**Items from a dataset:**
* BEGIN *
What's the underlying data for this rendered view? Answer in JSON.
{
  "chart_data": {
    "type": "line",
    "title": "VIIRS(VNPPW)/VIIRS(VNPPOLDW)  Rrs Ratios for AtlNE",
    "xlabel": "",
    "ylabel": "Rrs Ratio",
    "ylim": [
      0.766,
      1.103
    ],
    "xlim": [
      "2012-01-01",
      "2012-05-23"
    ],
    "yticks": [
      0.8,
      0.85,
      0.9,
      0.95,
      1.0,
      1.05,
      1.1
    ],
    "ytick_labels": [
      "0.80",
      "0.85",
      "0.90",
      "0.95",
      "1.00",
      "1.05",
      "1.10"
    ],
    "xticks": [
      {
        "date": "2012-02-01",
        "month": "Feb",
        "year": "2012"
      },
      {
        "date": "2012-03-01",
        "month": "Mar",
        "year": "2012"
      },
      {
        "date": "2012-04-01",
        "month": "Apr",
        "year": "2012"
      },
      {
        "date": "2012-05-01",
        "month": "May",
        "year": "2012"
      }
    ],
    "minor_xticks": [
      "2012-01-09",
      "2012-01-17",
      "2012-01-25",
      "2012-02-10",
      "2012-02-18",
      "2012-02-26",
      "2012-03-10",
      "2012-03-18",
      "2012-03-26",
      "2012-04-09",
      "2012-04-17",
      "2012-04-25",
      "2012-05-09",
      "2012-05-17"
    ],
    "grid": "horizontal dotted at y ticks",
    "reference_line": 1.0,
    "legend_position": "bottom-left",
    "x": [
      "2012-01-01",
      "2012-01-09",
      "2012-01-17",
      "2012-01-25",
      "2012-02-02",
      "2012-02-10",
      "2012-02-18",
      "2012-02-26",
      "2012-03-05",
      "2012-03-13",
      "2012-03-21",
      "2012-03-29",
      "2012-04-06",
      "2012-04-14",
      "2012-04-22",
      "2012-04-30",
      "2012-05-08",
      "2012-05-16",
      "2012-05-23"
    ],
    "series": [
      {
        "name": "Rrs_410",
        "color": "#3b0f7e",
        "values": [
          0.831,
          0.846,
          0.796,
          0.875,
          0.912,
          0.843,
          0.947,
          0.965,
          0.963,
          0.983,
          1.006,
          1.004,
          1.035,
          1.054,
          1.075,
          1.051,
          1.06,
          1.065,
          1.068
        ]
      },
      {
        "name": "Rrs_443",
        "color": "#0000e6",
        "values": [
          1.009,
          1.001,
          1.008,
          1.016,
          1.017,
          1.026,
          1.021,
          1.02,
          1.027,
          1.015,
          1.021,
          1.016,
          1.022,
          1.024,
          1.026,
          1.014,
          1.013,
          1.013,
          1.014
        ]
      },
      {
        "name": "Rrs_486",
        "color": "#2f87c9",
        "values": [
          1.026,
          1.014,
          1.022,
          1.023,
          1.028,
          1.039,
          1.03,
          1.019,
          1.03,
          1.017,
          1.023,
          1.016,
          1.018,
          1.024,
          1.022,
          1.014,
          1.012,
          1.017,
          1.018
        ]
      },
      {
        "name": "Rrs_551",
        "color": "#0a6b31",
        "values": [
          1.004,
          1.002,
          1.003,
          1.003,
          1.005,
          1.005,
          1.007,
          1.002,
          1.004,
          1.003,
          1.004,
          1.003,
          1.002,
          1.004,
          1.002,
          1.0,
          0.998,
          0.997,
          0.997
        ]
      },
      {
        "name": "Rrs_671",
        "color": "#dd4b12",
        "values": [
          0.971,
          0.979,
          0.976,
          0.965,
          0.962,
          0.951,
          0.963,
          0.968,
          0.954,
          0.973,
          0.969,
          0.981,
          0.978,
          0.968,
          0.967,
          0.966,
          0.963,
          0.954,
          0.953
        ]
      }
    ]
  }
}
* END *
**INSTRUCTIONS TO FOLLOW:** Copy each record from above exactly, and include every line.

**RESULT:**
What's the underlying data for this rendered view? Answer in JSON.
{
  "chart_data": {
    "type": "line",
    "title": "VIIRS(VNPPW)/VIIRS(VNPPOLDW)  Rrs Ratios for AtlNE",
    "xlabel": "",
    "ylabel": "Rrs Ratio",
    "ylim": [
      0.766,
      1.103
    ],
    "xlim": [
      "2012-01-01",
      "2012-05-23"
    ],
    "yticks": [
      0.8,
      0.85,
      0.9,
      0.95,
      1.0,
      1.05,
      1.1
    ],
    "ytick_labels": [
      "0.80",
      "0.85",
      "0.90",
      "0.95",
      "1.00",
      "1.05",
      "1.10"
    ],
    "xticks": [
      {
        "date": "2012-02-01",
        "month": "Feb",
        "year": "2012"
      },
      {
        "date": "2012-03-01",
        "month": "Mar",
        "year": "2012"
      },
      {
        "date": "2012-04-01",
        "month": "Apr",
        "year": "2012"
      },
      {
        "date": "2012-05-01",
        "month": "May",
        "year": "2012"
      }
    ],
    "minor_xticks": [
      "2012-01-09",
      "2012-01-17",
      "2012-01-25",
      "2012-02-10",
      "2012-02-18",
      "2012-02-26",
      "2012-03-10",
      "2012-03-18",
      "2012-03-26",
      "2012-04-09",
      "2012-04-17",
      "2012-04-25",
      "2012-05-09",
      "2012-05-17"
    ],
    "grid": "horizontal dotted at y ticks",
    "reference_line": 1.0,
    "legend_position": "bottom-left",
    "x": [
      "2012-01-01",
      "2012-01-09",
      "2012-01-17",
      "2012-01-25",
      "2012-02-02",
      "2012-02-10",
      "2012-02-18",
      "2012-02-26",
      "2012-03-05",
      "2012-03-13",
      "2012-03-21",
      "2012-03-29",
      "2012-04-06",
      "2012-04-14",
      "2012-04-22",
      "2012-04-30",
      "2012-05-08",
      "2012-05-16",
      "2012-05-23"
    ],
    "series": [
      {
        "name": "Rrs_410",
        "color": "#3b0f7e",
        "values": [
          0.831,
          0.846,
          0.796,
          0.875,
          0.912,
          0.843,
          0.947,
          0.965,
          0.963,
          0.983,
          1.006,
          1.004,
          1.035,
          1.054,
          1.075,
          1.051,
          1.06,
          1.065,
          1.068
        ]
      },
      {
        "name": "Rrs_443",
        "color": "#0000e6",
        "values": [
          1.009,
          1.001,
          1.008,
          1.016,
          1.017,
          1.026,
          1.021,
          1.02,
          1.027,
          1.015,
          1.021,
          1.016,
          1.022,
          1.024,
          1.026,
          1.014,
          1.013,
          1.013,
          1.014
        ]
      },
      {
        "name": "Rrs_486",
        "color": "#2f87c9",
        "values": [
          1.026,
          1.014,
          1.022,
          1.023,
          1.028,
          1.039,
          1.03,
          1.019,
          1.03,
          1.017,
          1.023,
          1.016,
          1.018,
          1.024,
          1.022,
          1.014,
          1.012,
          1.017,
          1.018
        ]
      },
      {
        "name": "Rrs_551",
        "color": "#0a6b31",
        "values": [
          1.004,
          1.002,
          1.003,
          1.003,
          1.005,
          1.005,
          1.007,
          1.002,
          1.004,
          1.003,
          1.004,
          1.003,
          1.002,
          1.004,
          1.002,
          1.0,
          0.998,
          0.997,
          0.997
        ]
      },
      {
        "name": "Rrs_671",
        "color": "#dd4b12",
        "values": [
          0.971,
          0.979,
          0.976,
          0.965,
          0.962,
          0.951,
          0.963,
          0.968,
          0.954,
          0.973,
          0.969,
          0.981,
          0.978,
          0.968,
          0.967,
          0.966,
          0.963,
          0.954,
          0.953
        ]
      }
    ]
  }
}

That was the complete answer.